==== Provided material ====

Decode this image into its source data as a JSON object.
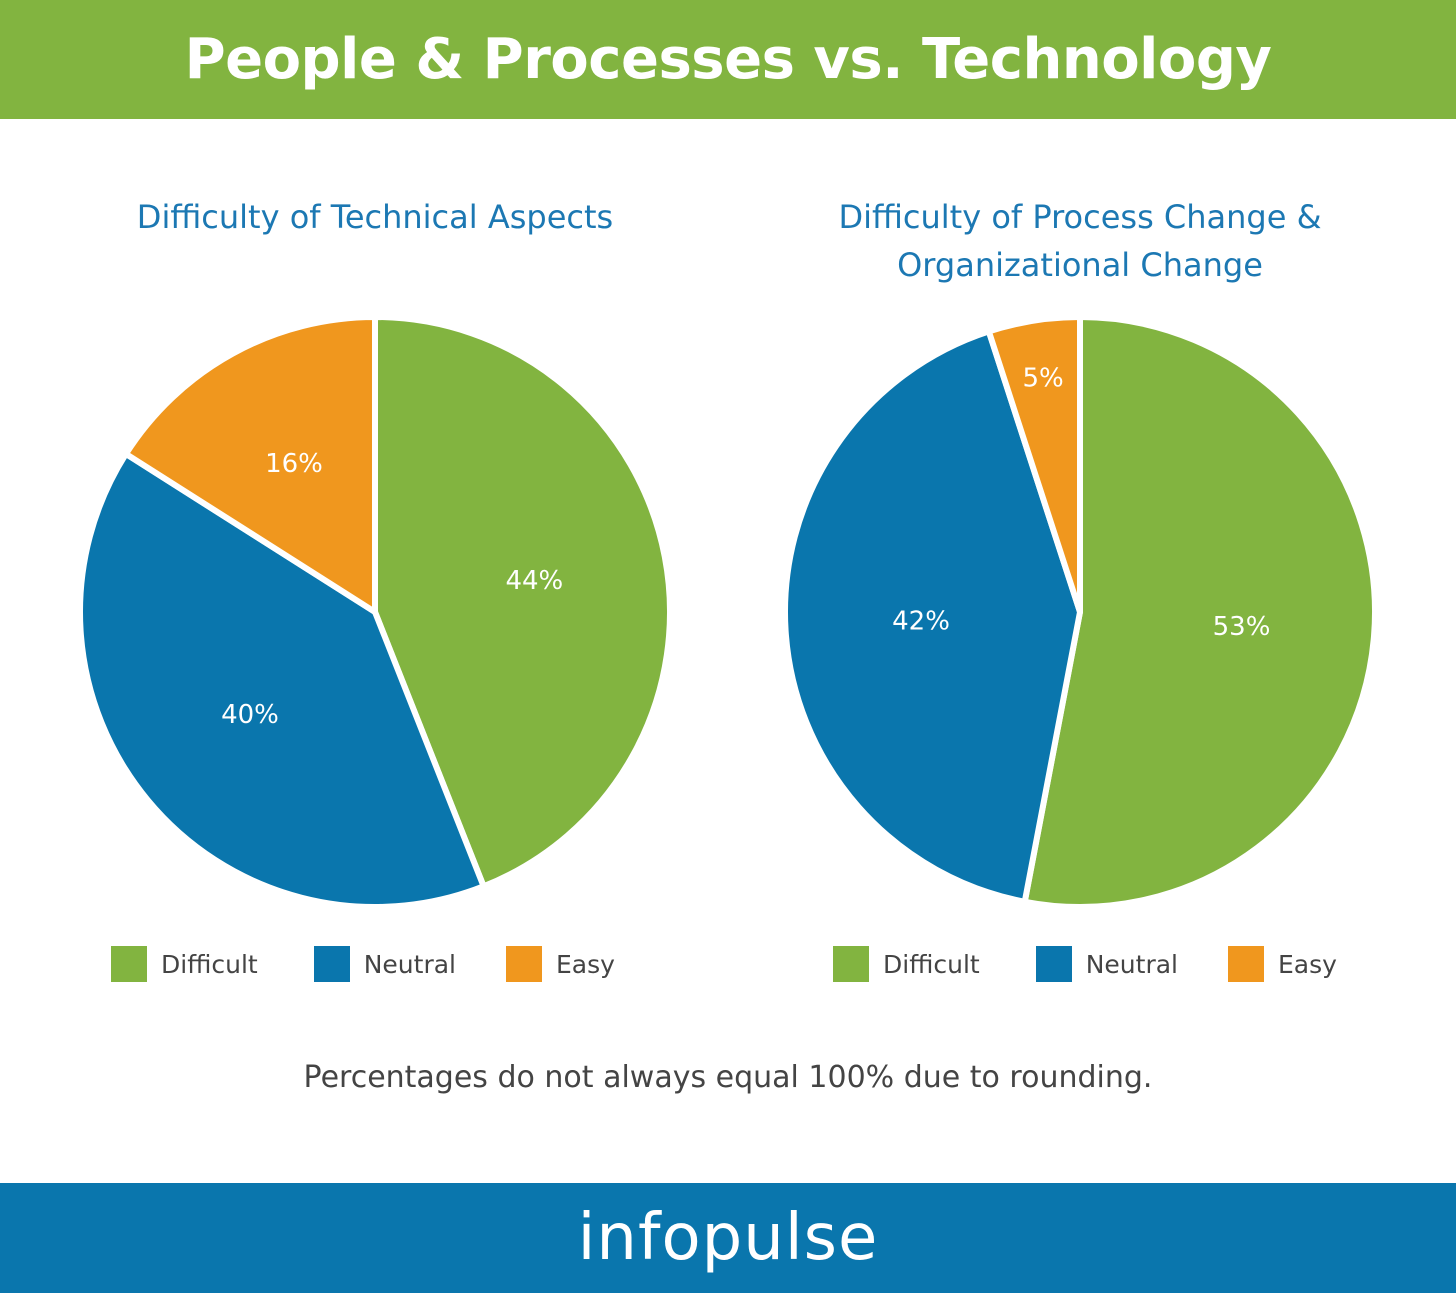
{
  "header": {
    "title": "People & Processes vs. Technology"
  },
  "colors": {
    "header_bg": "#82b440",
    "footer_bg": "#0a76ad",
    "title_text": "#1c78b3",
    "difficult": "#82b440",
    "neutral": "#0a76ad",
    "easy": "#f0971e"
  },
  "chart_data": [
    {
      "type": "pie",
      "title": "Difficulty of Technical Aspects",
      "categories": [
        "Difficult",
        "Neutral",
        "Easy"
      ],
      "values": [
        44,
        40,
        16
      ],
      "labels": [
        "44%",
        "40%",
        "16%"
      ],
      "colors": [
        "#82b440",
        "#0a76ad",
        "#f0971e"
      ],
      "legend": "bottom"
    },
    {
      "type": "pie",
      "title": "Difficulty of Process Change & Organizational Change",
      "categories": [
        "Difficult",
        "Neutral",
        "Easy"
      ],
      "values": [
        53,
        42,
        5
      ],
      "labels": [
        "53%",
        "42%",
        "5%"
      ],
      "colors": [
        "#82b440",
        "#0a76ad",
        "#f0971e"
      ],
      "legend": "bottom"
    }
  ],
  "title_lines": {
    "left": [
      "Difficulty of Technical Aspects"
    ],
    "right": [
      "Difficulty of Process Change &",
      "Organizational Change"
    ]
  },
  "footnote": "Percentages do not always equal 100% due to rounding.",
  "footer": {
    "logo_text": "infopulse"
  }
}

====

• _Given instruction_: Scan the material above for the string "Difficulty" and report each line where you find it.

• _Correct response_:
      "title": "Difficulty of Technical Aspects",
      "title": "Difficulty of Process Change & Organizational Change",
      "Difficulty of Technical Aspects"
      "Difficulty of Process Change &",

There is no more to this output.